Directions | Leave out the pictures and reproduce all of the data exactly.

Data to process |
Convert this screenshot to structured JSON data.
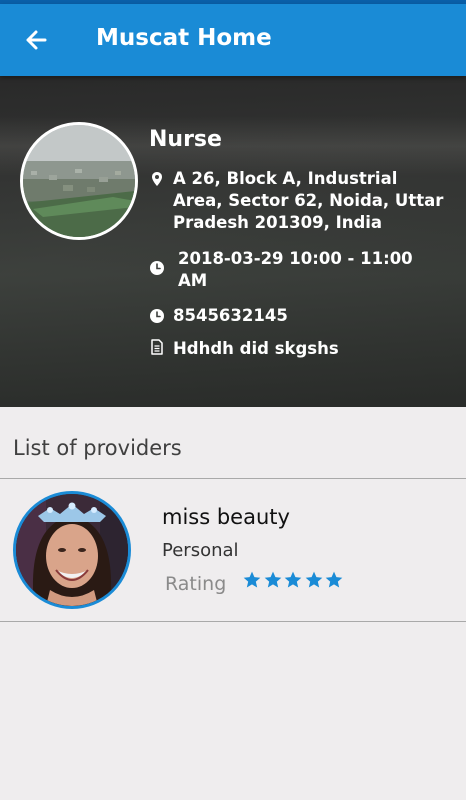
{
  "app_bar": {
    "title": "Muscat Home"
  },
  "booking": {
    "service": "Nurse",
    "address": "A 26, Block A, Industrial Area, Sector 62, Noida, Uttar Pradesh 201309, India",
    "datetime": "2018-03-29 10:00 - 11:00 AM",
    "phone": "8545632145",
    "note": "Hdhdh did skgshs"
  },
  "providers_section": {
    "title": "List of providers",
    "items": [
      {
        "name": "miss beauty",
        "type": "Personal",
        "rating_label": "Rating",
        "rating": 5,
        "rating_max": 5
      }
    ]
  },
  "icons": {
    "back": "arrow-left-icon",
    "address": "location-pin-icon",
    "datetime": "clock-icon",
    "phone": "clock-icon",
    "note": "document-icon",
    "star": "star-icon"
  },
  "colors": {
    "primary": "#1a8bd6",
    "status_bar": "#0a5fa8",
    "background": "#efedee",
    "star": "#1a8bd6"
  }
}
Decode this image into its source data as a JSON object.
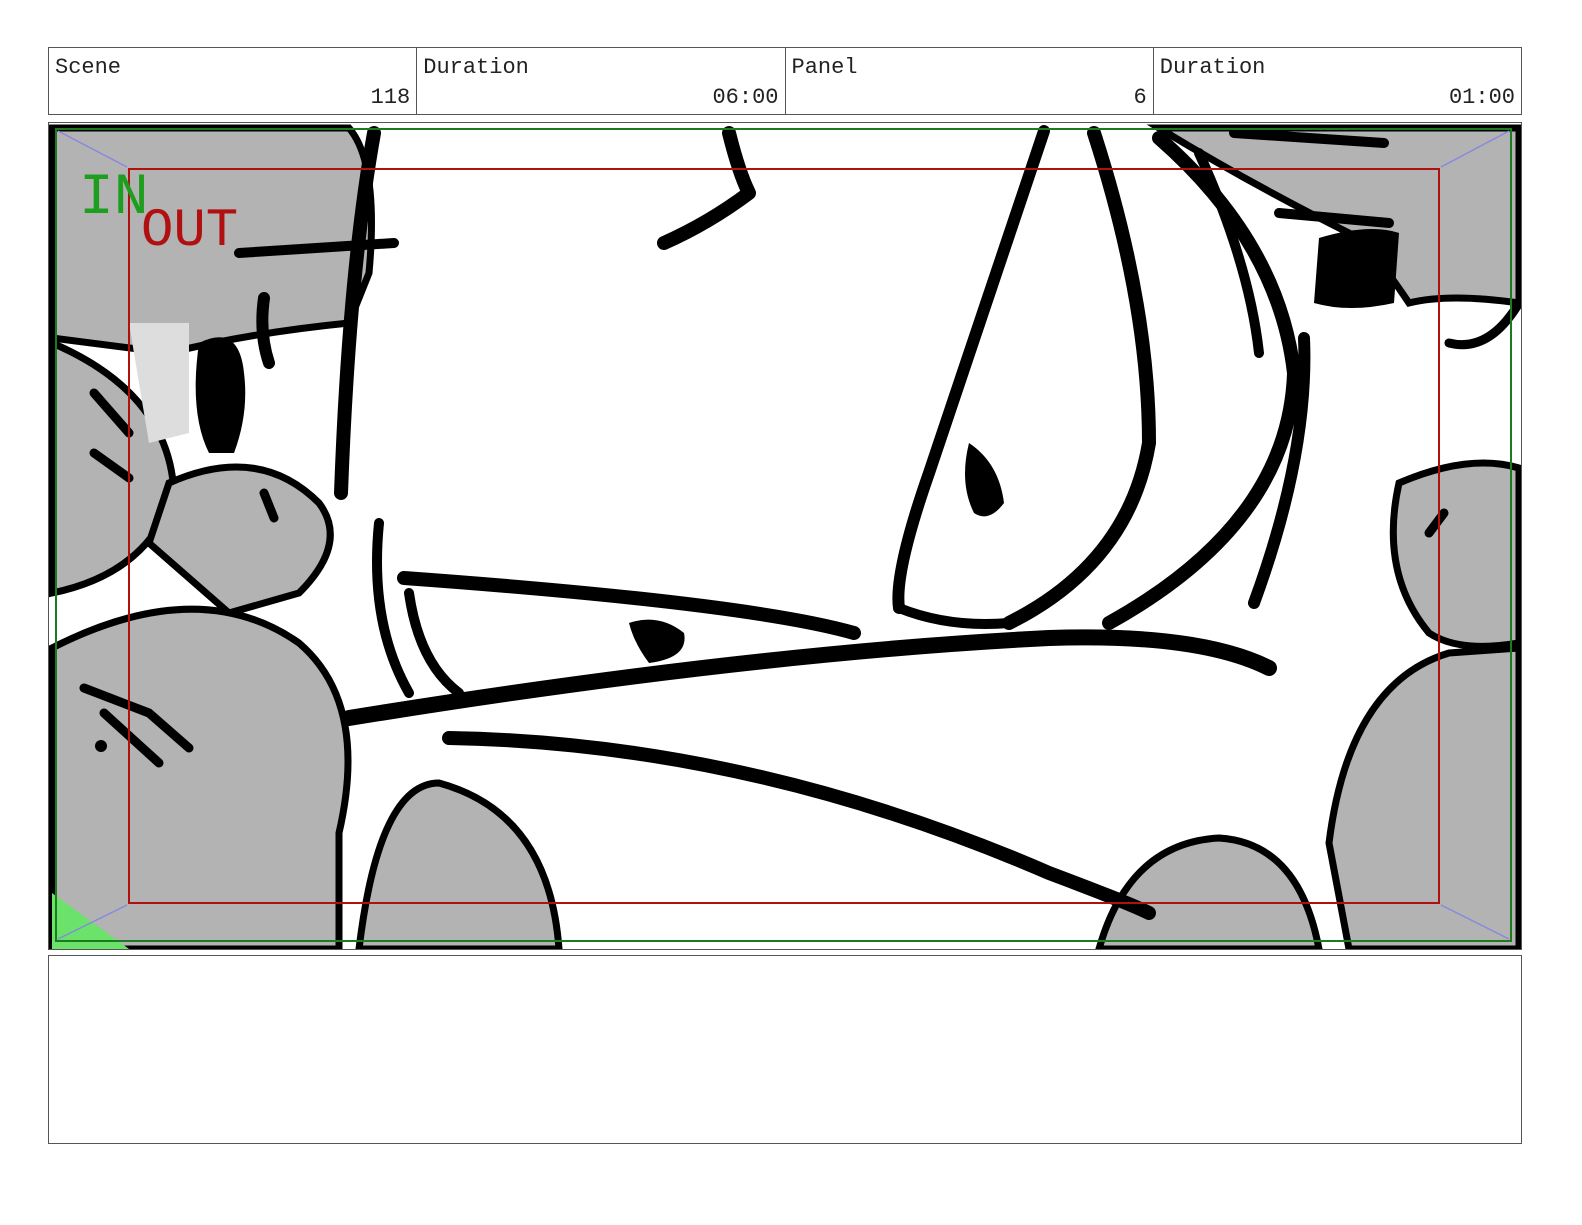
{
  "header": {
    "scene_label": "Scene",
    "scene_value": "118",
    "scene_duration_label": "Duration",
    "scene_duration_value": "06:00",
    "panel_label": "Panel",
    "panel_value": "6",
    "panel_duration_label": "Duration",
    "panel_duration_value": "01:00"
  },
  "frame": {
    "in_label": "IN",
    "out_label": "OUT",
    "in_color": "#1e9e1e",
    "out_color": "#b01010"
  },
  "notes": {
    "text": ""
  }
}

Answer below |
Convert this screenshot to structured JSON data.
{
  "app_bar": {
    "title": "Muscat Home"
  },
  "booking": {
    "service": "Nurse",
    "address": "A 26, Block A, Industrial Area, Sector 62, Noida, Uttar Pradesh 201309, India",
    "datetime": "2018-03-29 10:00 - 11:00 AM",
    "phone": "8545632145",
    "note": "Hdhdh did skgshs"
  },
  "providers_section": {
    "title": "List of providers",
    "items": [
      {
        "name": "miss beauty",
        "type": "Personal",
        "rating_label": "Rating",
        "rating": 5,
        "rating_max": 5
      }
    ]
  },
  "icons": {
    "back": "arrow-left-icon",
    "address": "location-pin-icon",
    "datetime": "clock-icon",
    "phone": "clock-icon",
    "note": "document-icon",
    "star": "star-icon"
  },
  "colors": {
    "primary": "#1a8bd6",
    "status_bar": "#0a5fa8",
    "background": "#efedee",
    "star": "#1a8bd6"
  }
}
Decode this image into its source data as a JSON object.
{
  "header": {
    "scene_label": "Scene",
    "scene_value": "118",
    "scene_duration_label": "Duration",
    "scene_duration_value": "06:00",
    "panel_label": "Panel",
    "panel_value": "6",
    "panel_duration_label": "Duration",
    "panel_duration_value": "01:00"
  },
  "frame": {
    "in_label": "IN",
    "out_label": "OUT",
    "in_color": "#1e9e1e",
    "out_color": "#b01010"
  },
  "notes": {
    "text": ""
  }
}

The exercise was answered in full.